----- Available records -----

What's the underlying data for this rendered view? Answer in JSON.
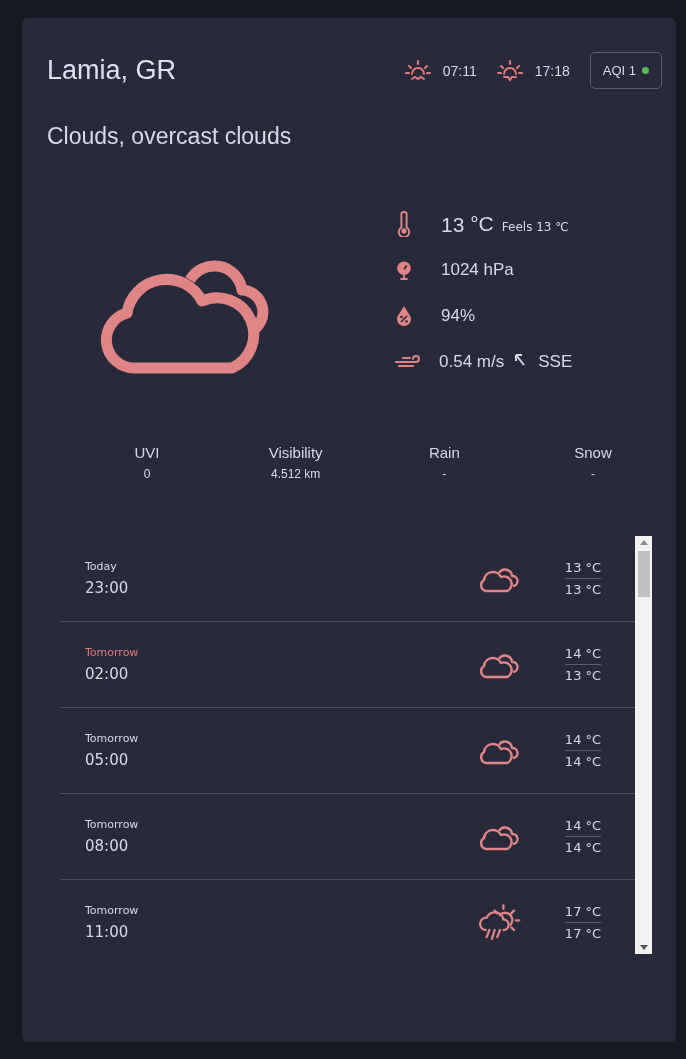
{
  "location": "Lamia, GR",
  "sunrise": "07:11",
  "sunset": "17:18",
  "aqi": {
    "label": "AQI 1",
    "color": "#5cb85c"
  },
  "description": "Clouds, overcast clouds",
  "current": {
    "temp": "13",
    "unit": "°C",
    "feels": "Feels 13 ℃",
    "pressure": "1024 hPa",
    "humidity": "94%",
    "wind": "0.54 m/s",
    "wind_dir": "SSE"
  },
  "stats": [
    {
      "label": "UVI",
      "value": "0"
    },
    {
      "label": "Visibility",
      "value": "4.512 km"
    },
    {
      "label": "Rain",
      "value": "-"
    },
    {
      "label": "Snow",
      "value": "-"
    }
  ],
  "hourly": [
    {
      "day": "Today",
      "time": "23:00",
      "kind": "clouds",
      "high": "13 °C",
      "low": "13 °C",
      "selected": false
    },
    {
      "day": "Tomorrow",
      "time": "02:00",
      "kind": "clouds",
      "high": "14 °C",
      "low": "13 °C",
      "selected": true
    },
    {
      "day": "Tomorrow",
      "time": "05:00",
      "kind": "clouds",
      "high": "14 °C",
      "low": "14 °C",
      "selected": false
    },
    {
      "day": "Tomorrow",
      "time": "08:00",
      "kind": "clouds",
      "high": "14 °C",
      "low": "14 °C",
      "selected": false
    },
    {
      "day": "Tomorrow",
      "time": "11:00",
      "kind": "rain_sun",
      "high": "17 °C",
      "low": "17 °C",
      "selected": false
    }
  ]
}
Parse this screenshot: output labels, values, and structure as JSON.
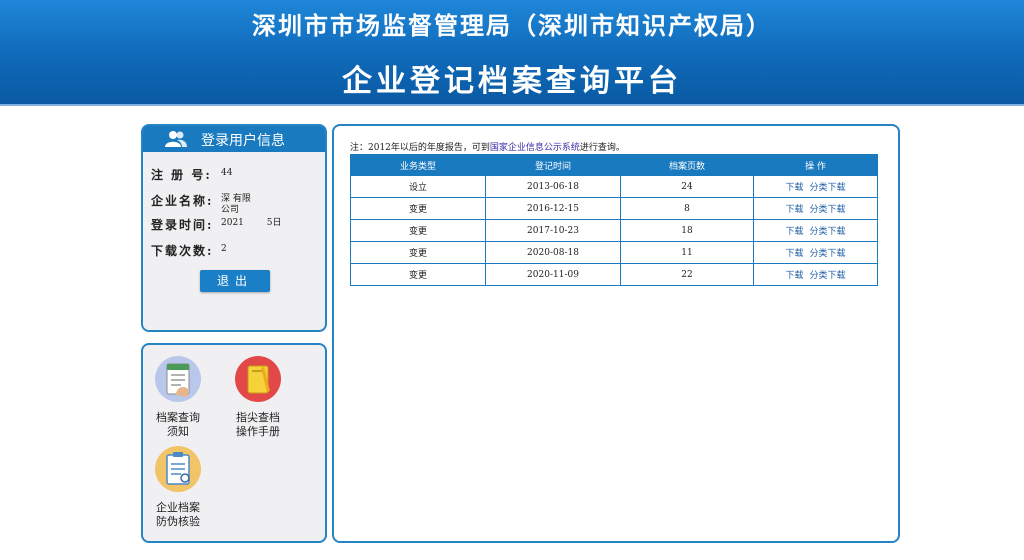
{
  "header": {
    "title_line1": "深圳市市场监督管理局（深圳市知识产权局）",
    "title_line2": "企业登记档案查询平台"
  },
  "user_panel": {
    "title": "登录用户信息",
    "reg_no_label": "注 册 号:",
    "reg_no_value": "44",
    "company_label": "企业名称:",
    "company_value": "深    有限\n公司",
    "login_time_label": "登录时间:",
    "login_time_value": "2021        5日",
    "downloads_label": "下载次数:",
    "downloads_value": "2",
    "logout_label": "退出"
  },
  "tools": [
    {
      "label": "档案查询\n须知",
      "icon": "document-checklist-icon"
    },
    {
      "label": "指尖查档\n操作手册",
      "icon": "manual-book-icon"
    },
    {
      "label": "企业档案\n防伪核验",
      "icon": "clipboard-verify-icon"
    }
  ],
  "main": {
    "note_prefix": "注：2012年以后的年度报告，可到",
    "note_link": "国家企业信息公示系统",
    "note_suffix": "进行查询。",
    "columns": [
      "业务类型",
      "登记时间",
      "档案页数",
      "操  作"
    ],
    "download_label": "下载",
    "category_download_label": "分类下载",
    "rows": [
      {
        "type": "设立",
        "date": "2013-06-18",
        "pages": "24"
      },
      {
        "type": "变更",
        "date": "2016-12-15",
        "pages": "8"
      },
      {
        "type": "变更",
        "date": "2017-10-23",
        "pages": "18"
      },
      {
        "type": "变更",
        "date": "2020-08-18",
        "pages": "11"
      },
      {
        "type": "变更",
        "date": "2020-11-09",
        "pages": "22"
      }
    ]
  },
  "colors": {
    "header_blue": "#0f69b8",
    "accent_blue": "#1a7ac0",
    "panel_bg": "#f0f0f2",
    "link_purple": "#3a2fa8"
  }
}
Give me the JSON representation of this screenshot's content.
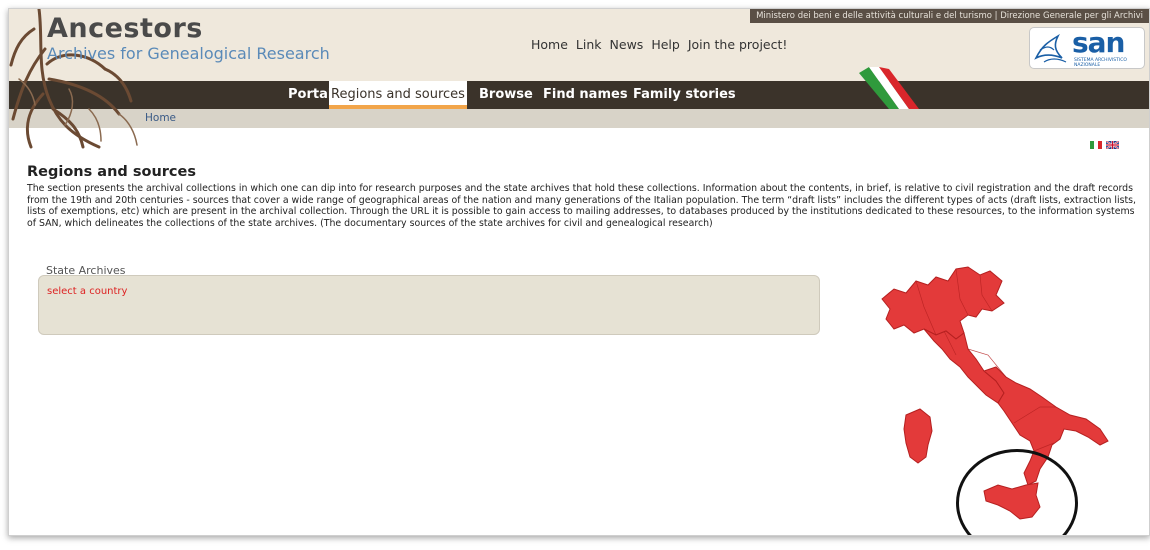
{
  "header": {
    "title": "Ancestors",
    "subtitle": "Archives for Genealogical Research",
    "top_links": [
      "Home",
      "Link",
      "News",
      "Help",
      "Join the project!"
    ],
    "ministry_text": "Ministero dei beni e delle attività culturali e del turismo  |  Direzione Generale per gli Archivi",
    "san_logo_text": "SAN",
    "san_logo_subtext": "SISTEMA ARCHIVISTICO NAZIONALE"
  },
  "main_nav": {
    "tabs": [
      "Portal",
      "Regions and sources",
      "Browse",
      "Find names",
      "Family stories"
    ],
    "active_tab": "Regions and sources"
  },
  "breadcrumb": {
    "home": "Home"
  },
  "language_flags": [
    "italian-flag",
    "uk-flag"
  ],
  "content": {
    "title": "Regions and sources",
    "description": "The section presents the archival collections in which one can dip into for research purposes and the state archives that hold these collections. Information about the contents, in brief, is relative to civil registration and the draft records from the 19th and 20th centuries - sources that cover a wide range of geographical areas of the nation and many generations of the Italian population. The term “draft lists” includes the different types of acts (draft lists, extraction lists, lists of exemptions, etc) which are present in the archival collection. Through the URL it is possible to gain access to mailing addresses, to databases produced by the institutions dedicated to these resources, to the information systems of SAN, which delineates the collections of the state archives. (The documentary sources of the state archives for civil and genealogical research)"
  },
  "state_archives": {
    "label": "State Archives",
    "placeholder": "select a country"
  },
  "map": {
    "country": "Italy",
    "fill_color": "#e33a3a",
    "highlighted_region": "Sicily"
  },
  "colors": {
    "nav_bg": "#3b332a",
    "active_underline": "#f2a54a",
    "link_blue": "#5a8ab8",
    "placeholder_red": "#dd2222"
  }
}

-----

● **Exercise**
Your task is to transcribe all of the records precisely, with no images included.

● **Result of the task**
What's the underlying data for this rendered view? Answer in JSON.
{
  "location": "Lamia, GR",
  "sunrise": "07:11",
  "sunset": "17:18",
  "aqi": {
    "label": "AQI 1",
    "color": "#5cb85c"
  },
  "description": "Clouds, overcast clouds",
  "current": {
    "temp": "13",
    "unit": "°C",
    "feels": "Feels 13 ℃",
    "pressure": "1024 hPa",
    "humidity": "94%",
    "wind": "0.54 m/s",
    "wind_dir": "SSE"
  },
  "stats": [
    {
      "label": "UVI",
      "value": "0"
    },
    {
      "label": "Visibility",
      "value": "4.512 km"
    },
    {
      "label": "Rain",
      "value": "-"
    },
    {
      "label": "Snow",
      "value": "-"
    }
  ],
  "hourly": [
    {
      "day": "Today",
      "time": "23:00",
      "kind": "clouds",
      "high": "13 °C",
      "low": "13 °C",
      "selected": false
    },
    {
      "day": "Tomorrow",
      "time": "02:00",
      "kind": "clouds",
      "high": "14 °C",
      "low": "13 °C",
      "selected": true
    },
    {
      "day": "Tomorrow",
      "time": "05:00",
      "kind": "clouds",
      "high": "14 °C",
      "low": "14 °C",
      "selected": false
    },
    {
      "day": "Tomorrow",
      "time": "08:00",
      "kind": "clouds",
      "high": "14 °C",
      "low": "14 °C",
      "selected": false
    },
    {
      "day": "Tomorrow",
      "time": "11:00",
      "kind": "rain_sun",
      "high": "17 °C",
      "low": "17 °C",
      "selected": false
    }
  ]
}
Parse this screenshot: output labels, values, and structure as JSON.
{
  "header": {
    "title_line1": "深圳市市场监督管理局（深圳市知识产权局）",
    "title_line2": "企业登记档案查询平台"
  },
  "user_panel": {
    "title": "登录用户信息",
    "reg_no_label": "注 册 号:",
    "reg_no_value": "44",
    "company_label": "企业名称:",
    "company_value": "深    有限\n公司",
    "login_time_label": "登录时间:",
    "login_time_value": "2021        5日",
    "downloads_label": "下载次数:",
    "downloads_value": "2",
    "logout_label": "退出"
  },
  "tools": [
    {
      "label": "档案查询\n须知",
      "icon": "document-checklist-icon"
    },
    {
      "label": "指尖查档\n操作手册",
      "icon": "manual-book-icon"
    },
    {
      "label": "企业档案\n防伪核验",
      "icon": "clipboard-verify-icon"
    }
  ],
  "main": {
    "note_prefix": "注：2012年以后的年度报告，可到",
    "note_link": "国家企业信息公示系统",
    "note_suffix": "进行查询。",
    "columns": [
      "业务类型",
      "登记时间",
      "档案页数",
      "操  作"
    ],
    "download_label": "下载",
    "category_download_label": "分类下载",
    "rows": [
      {
        "type": "设立",
        "date": "2013-06-18",
        "pages": "24"
      },
      {
        "type": "变更",
        "date": "2016-12-15",
        "pages": "8"
      },
      {
        "type": "变更",
        "date": "2017-10-23",
        "pages": "18"
      },
      {
        "type": "变更",
        "date": "2020-08-18",
        "pages": "11"
      },
      {
        "type": "变更",
        "date": "2020-11-09",
        "pages": "22"
      }
    ]
  },
  "colors": {
    "header_blue": "#0f69b8",
    "accent_blue": "#1a7ac0",
    "panel_bg": "#f0f0f2",
    "link_purple": "#3a2fa8"
  }
}
Give me the JSON representation of this screenshot's content.
{
  "header": {
    "title": "Ancestors",
    "subtitle": "Archives for Genealogical Research",
    "top_links": [
      "Home",
      "Link",
      "News",
      "Help",
      "Join the project!"
    ],
    "ministry_text": "Ministero dei beni e delle attività culturali e del turismo  |  Direzione Generale per gli Archivi",
    "san_logo_text": "SAN",
    "san_logo_subtext": "SISTEMA ARCHIVISTICO NAZIONALE"
  },
  "main_nav": {
    "tabs": [
      "Portal",
      "Regions and sources",
      "Browse",
      "Find names",
      "Family stories"
    ],
    "active_tab": "Regions and sources"
  },
  "breadcrumb": {
    "home": "Home"
  },
  "language_flags": [
    "italian-flag",
    "uk-flag"
  ],
  "content": {
    "title": "Regions and sources",
    "description": "The section presents the archival collections in which one can dip into for research purposes and the state archives that hold these collections. Information about the contents, in brief, is relative to civil registration and the draft records from the 19th and 20th centuries - sources that cover a wide range of geographical areas of the nation and many generations of the Italian population. The term “draft lists” includes the different types of acts (draft lists, extraction lists, lists of exemptions, etc) which are present in the archival collection. Through the URL it is possible to gain access to mailing addresses, to databases produced by the institutions dedicated to these resources, to the information systems of SAN, which delineates the collections of the state archives. (The documentary sources of the state archives for civil and genealogical research)"
  },
  "state_archives": {
    "label": "State Archives",
    "placeholder": "select a country"
  },
  "map": {
    "country": "Italy",
    "fill_color": "#e33a3a",
    "highlighted_region": "Sicily"
  },
  "colors": {
    "nav_bg": "#3b332a",
    "active_underline": "#f2a54a",
    "link_blue": "#5a8ab8",
    "placeholder_red": "#dd2222"
  }
}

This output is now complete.